A block of data -
— START —
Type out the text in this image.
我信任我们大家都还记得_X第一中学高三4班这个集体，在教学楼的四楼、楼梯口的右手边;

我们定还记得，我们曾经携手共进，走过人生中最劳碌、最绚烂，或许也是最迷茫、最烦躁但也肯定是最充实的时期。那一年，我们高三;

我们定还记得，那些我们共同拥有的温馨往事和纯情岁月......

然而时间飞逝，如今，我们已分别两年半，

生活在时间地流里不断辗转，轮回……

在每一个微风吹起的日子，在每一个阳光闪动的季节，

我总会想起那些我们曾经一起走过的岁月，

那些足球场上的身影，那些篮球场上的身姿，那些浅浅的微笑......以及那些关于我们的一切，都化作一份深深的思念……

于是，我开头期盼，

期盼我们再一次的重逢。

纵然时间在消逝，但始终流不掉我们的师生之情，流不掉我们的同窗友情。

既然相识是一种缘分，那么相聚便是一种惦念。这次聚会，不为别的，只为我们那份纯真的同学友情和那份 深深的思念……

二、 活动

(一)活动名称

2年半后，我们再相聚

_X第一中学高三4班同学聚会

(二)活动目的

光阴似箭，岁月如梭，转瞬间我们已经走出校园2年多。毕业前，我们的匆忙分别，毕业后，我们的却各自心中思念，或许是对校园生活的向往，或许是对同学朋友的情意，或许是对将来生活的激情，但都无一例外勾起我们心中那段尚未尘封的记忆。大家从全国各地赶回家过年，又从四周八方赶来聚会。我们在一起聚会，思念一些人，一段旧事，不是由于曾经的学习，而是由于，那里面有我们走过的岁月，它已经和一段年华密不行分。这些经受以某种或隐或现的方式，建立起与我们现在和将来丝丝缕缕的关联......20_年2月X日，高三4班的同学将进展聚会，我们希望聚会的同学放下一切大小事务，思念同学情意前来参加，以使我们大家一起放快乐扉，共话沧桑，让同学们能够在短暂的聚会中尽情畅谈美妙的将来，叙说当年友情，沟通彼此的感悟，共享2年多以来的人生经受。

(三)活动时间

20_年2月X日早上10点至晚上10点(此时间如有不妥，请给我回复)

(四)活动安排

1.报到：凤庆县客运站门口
— END —
AIM OF THE EXERCISE -
Your task is to repeat each line of the material exactly.

EXERCISE RESPONSE -
Type out the text in this image.
我信任我们大家都还记得_X第一中学高三4班这个集体，在教学楼的四楼、楼梯口的右手边;

我们定还记得，我们曾经携手共进，走过人生中最劳碌、最绚烂，或许也是最迷茫、最烦躁但也肯定是最充实的时期。那一年，我们高三;

我们定还记得，那些我们共同拥有的温馨往事和纯情岁月......

然而时间飞逝，如今，我们已分别两年半，

生活在时间地流里不断辗转，轮回……

在每一个微风吹起的日子，在每一个阳光闪动的季节，

我总会想起那些我们曾经一起走过的岁月，

那些足球场上的身影，那些篮球场上的身姿，那些浅浅的微笑......以及那些关于我们的一切，都化作一份深深的思念……

于是，我开头期盼，

期盼我们再一次的重逢。

纵然时间在消逝，但始终流不掉我们的师生之情，流不掉我们的同窗友情。

既然相识是一种缘分，那么相聚便是一种惦念。这次聚会，不为别的，只为我们那份纯真的同学友情和那份 深深的思念……

二、 活动

(一)活动名称

2年半后，我们再相聚

_X第一中学高三4班同学聚会

(二)活动目的

光阴似箭，岁月如梭，转瞬间我们已经走出校园2年多。毕业前，我们的匆忙分别，毕业后，我们的却各自心中思念，或许是对校园生活的向往，或许是对同学朋友的情意，或许是对将来生活的激情，但都无一例外勾起我们心中那段尚未尘封的记忆。大家从全国各地赶回家过年，又从四周八方赶来聚会。我们在一起聚会，思念一些人，一段旧事，不是由于曾经的学习，而是由于，那里面有我们走过的岁月，它已经和一段年华密不行分。这些经受以某种或隐或现的方式，建立起与我们现在和将来丝丝缕缕的关联......20_年2月X日，高三4班的同学将进展聚会，我们希望聚会的同学放下一切大小事务，思念同学情意前来参加，以使我们大家一起放快乐扉，共话沧桑，让同学们能够在短暂的聚会中尽情畅谈美妙的将来，叙说当年友情，沟通彼此的感悟，共享2年多以来的人生经受。

(三)活动时间

20_年2月X日早上10点至晚上10点(此时间如有不妥，请给我回复)

(四)活动安排

1.报到：凤庆县客运站门口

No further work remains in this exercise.